Instruction:
Scan the records below. List lines holding "placeholder".

Data listing:
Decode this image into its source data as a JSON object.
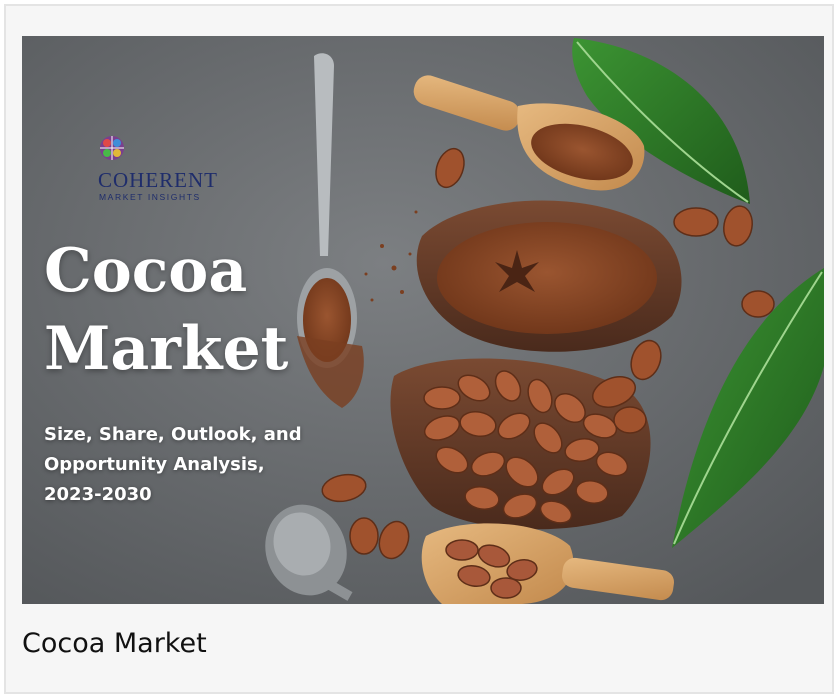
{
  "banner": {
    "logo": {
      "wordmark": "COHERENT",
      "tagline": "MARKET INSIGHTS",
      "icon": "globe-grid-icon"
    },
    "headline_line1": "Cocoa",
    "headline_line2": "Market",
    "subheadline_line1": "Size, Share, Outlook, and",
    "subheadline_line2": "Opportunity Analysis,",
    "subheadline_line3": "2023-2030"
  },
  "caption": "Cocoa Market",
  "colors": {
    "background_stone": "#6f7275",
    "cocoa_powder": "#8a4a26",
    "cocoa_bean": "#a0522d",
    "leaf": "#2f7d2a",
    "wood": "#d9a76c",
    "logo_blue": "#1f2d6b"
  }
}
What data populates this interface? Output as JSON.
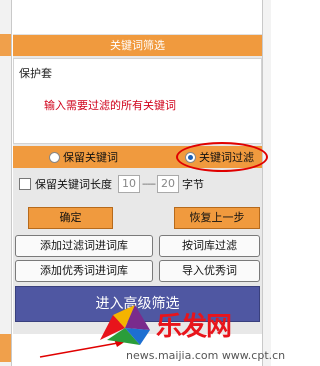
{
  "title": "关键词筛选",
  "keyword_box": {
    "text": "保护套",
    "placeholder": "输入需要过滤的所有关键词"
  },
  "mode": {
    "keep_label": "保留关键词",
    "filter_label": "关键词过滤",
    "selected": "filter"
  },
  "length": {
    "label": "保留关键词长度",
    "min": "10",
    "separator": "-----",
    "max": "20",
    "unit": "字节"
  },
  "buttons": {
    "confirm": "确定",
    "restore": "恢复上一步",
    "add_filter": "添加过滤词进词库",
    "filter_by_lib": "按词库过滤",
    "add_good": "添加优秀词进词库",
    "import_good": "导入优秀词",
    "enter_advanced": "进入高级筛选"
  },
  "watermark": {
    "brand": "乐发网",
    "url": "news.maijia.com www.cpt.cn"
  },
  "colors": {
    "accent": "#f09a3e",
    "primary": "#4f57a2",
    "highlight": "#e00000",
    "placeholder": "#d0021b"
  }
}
...
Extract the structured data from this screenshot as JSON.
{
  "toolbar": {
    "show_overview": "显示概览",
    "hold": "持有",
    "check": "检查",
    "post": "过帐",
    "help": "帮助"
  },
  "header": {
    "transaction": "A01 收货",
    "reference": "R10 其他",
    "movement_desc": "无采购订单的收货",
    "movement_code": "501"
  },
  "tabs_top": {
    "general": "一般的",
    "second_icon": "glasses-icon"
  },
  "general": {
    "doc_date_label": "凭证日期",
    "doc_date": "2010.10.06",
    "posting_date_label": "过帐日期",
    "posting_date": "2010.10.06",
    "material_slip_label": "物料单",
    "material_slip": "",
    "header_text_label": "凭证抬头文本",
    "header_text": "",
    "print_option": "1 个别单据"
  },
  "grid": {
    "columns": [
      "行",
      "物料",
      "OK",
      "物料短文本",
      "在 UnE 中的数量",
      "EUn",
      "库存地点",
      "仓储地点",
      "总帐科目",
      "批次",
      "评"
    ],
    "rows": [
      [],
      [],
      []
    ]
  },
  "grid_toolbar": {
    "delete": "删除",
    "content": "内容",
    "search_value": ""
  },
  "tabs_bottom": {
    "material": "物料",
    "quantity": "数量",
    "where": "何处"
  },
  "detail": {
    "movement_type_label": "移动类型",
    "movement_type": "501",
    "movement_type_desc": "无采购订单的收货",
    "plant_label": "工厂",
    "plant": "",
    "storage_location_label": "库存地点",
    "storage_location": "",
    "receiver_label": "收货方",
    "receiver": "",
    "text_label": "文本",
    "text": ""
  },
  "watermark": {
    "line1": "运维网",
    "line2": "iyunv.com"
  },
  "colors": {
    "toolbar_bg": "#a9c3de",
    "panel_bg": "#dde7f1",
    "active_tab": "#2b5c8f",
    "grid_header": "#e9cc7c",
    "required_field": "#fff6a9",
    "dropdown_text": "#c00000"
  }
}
...
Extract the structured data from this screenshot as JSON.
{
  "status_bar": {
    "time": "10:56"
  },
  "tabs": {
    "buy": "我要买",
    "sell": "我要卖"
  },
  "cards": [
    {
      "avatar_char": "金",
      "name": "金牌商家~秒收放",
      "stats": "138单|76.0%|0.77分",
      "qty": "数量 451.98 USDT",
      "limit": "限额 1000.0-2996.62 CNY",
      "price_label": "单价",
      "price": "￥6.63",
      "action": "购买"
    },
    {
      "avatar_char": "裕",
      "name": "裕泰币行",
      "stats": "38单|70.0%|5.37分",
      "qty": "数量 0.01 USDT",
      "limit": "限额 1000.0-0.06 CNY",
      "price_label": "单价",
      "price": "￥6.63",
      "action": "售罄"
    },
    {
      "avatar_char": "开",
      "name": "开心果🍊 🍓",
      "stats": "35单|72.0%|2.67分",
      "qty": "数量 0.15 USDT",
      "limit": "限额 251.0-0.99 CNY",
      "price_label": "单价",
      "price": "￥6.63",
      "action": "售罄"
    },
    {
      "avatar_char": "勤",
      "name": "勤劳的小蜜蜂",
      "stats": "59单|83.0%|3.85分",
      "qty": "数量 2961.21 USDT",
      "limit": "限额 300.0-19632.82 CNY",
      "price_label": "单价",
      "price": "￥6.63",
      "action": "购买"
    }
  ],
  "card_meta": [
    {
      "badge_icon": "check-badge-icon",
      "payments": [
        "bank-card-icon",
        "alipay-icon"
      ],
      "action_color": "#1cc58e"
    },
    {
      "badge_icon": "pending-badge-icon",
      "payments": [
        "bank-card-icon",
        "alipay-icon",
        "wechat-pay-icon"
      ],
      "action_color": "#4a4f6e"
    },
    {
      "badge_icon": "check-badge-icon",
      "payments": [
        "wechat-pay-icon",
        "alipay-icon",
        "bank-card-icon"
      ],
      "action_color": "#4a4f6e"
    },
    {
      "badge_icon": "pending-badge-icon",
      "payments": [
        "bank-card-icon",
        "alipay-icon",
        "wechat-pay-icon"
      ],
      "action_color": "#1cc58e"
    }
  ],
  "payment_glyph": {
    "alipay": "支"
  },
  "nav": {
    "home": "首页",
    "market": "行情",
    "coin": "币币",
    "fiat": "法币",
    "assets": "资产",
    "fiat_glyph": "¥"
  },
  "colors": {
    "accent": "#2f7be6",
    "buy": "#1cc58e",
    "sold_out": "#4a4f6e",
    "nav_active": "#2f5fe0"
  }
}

Solution:
    "placeholder": "输入需要过滤的所有关键词"
    "placeholder": "#d0021b"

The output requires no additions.